• [Work to complete]: Only the number is wanted: how many lines hold the word "Search"?

• [Dataset excerpts]:
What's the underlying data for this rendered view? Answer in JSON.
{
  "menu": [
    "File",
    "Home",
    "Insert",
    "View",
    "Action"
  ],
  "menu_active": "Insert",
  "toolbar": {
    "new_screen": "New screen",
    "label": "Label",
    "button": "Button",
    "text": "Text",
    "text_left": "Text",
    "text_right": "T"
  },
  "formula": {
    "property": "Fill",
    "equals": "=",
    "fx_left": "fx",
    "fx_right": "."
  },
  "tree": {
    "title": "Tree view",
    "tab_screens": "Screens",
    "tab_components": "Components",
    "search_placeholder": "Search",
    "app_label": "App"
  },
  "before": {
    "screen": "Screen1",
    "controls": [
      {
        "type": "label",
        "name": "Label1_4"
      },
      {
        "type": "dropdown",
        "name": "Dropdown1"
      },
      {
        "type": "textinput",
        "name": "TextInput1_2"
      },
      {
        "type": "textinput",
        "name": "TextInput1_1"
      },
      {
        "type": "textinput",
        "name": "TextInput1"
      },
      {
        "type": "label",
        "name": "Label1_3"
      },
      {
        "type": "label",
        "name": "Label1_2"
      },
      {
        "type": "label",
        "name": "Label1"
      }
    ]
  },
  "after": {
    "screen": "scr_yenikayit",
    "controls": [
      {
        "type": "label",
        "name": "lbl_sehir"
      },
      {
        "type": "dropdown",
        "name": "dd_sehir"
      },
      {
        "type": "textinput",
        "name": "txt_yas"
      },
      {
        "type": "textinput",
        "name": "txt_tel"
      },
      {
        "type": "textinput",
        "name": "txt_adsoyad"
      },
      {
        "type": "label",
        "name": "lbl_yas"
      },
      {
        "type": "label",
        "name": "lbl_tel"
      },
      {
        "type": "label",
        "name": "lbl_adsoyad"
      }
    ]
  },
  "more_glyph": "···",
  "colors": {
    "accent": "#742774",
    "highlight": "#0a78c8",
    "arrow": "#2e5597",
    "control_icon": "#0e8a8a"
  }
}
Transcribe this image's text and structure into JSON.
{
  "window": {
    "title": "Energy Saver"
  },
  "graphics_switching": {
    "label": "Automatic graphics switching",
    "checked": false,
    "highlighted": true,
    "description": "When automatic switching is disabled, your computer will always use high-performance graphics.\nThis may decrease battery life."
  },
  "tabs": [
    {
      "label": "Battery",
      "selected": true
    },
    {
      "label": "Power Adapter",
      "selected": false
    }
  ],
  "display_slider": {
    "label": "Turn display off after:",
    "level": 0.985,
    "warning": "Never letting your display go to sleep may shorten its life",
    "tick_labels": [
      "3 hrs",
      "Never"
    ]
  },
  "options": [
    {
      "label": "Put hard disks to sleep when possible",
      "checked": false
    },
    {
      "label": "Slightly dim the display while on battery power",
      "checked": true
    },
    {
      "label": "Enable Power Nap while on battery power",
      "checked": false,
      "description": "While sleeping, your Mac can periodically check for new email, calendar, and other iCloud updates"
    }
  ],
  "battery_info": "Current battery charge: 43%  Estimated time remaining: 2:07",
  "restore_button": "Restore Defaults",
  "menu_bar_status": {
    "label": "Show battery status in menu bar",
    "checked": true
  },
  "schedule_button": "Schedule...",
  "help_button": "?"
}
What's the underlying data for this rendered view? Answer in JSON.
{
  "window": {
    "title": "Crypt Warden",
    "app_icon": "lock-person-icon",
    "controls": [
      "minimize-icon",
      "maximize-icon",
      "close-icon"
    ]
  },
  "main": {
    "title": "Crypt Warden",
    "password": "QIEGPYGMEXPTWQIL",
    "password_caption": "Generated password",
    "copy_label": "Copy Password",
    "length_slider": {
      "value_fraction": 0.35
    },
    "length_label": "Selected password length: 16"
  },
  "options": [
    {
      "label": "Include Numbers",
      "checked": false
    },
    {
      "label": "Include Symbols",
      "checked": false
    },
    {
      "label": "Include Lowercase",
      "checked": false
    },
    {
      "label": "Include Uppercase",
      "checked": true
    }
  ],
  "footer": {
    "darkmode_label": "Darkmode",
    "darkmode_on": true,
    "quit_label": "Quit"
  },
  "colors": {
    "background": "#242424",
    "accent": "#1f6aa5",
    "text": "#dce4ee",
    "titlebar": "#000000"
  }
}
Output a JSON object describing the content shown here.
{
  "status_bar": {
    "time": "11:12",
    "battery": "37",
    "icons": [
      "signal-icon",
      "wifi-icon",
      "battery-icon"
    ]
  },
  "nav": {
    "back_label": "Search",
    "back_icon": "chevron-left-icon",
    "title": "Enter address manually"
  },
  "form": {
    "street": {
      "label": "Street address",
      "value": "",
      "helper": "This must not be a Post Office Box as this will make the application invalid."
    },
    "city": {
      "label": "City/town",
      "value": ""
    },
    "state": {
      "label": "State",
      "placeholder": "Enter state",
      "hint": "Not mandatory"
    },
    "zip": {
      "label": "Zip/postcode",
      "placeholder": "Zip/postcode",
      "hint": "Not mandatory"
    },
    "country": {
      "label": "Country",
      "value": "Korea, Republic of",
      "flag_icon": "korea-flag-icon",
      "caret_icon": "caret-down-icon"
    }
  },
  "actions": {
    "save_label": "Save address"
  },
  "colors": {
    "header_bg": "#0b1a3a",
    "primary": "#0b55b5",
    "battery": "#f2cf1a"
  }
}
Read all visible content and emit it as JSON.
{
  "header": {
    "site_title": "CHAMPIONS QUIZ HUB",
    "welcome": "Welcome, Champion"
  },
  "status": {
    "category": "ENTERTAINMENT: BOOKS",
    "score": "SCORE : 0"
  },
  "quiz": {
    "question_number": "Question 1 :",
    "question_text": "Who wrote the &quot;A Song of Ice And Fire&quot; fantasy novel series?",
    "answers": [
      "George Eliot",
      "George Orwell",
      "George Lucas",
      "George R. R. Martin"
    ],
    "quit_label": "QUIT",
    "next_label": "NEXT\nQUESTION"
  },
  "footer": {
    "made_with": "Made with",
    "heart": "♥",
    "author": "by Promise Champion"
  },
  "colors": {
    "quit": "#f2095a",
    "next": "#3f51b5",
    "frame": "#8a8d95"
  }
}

• [Response to this task]: 2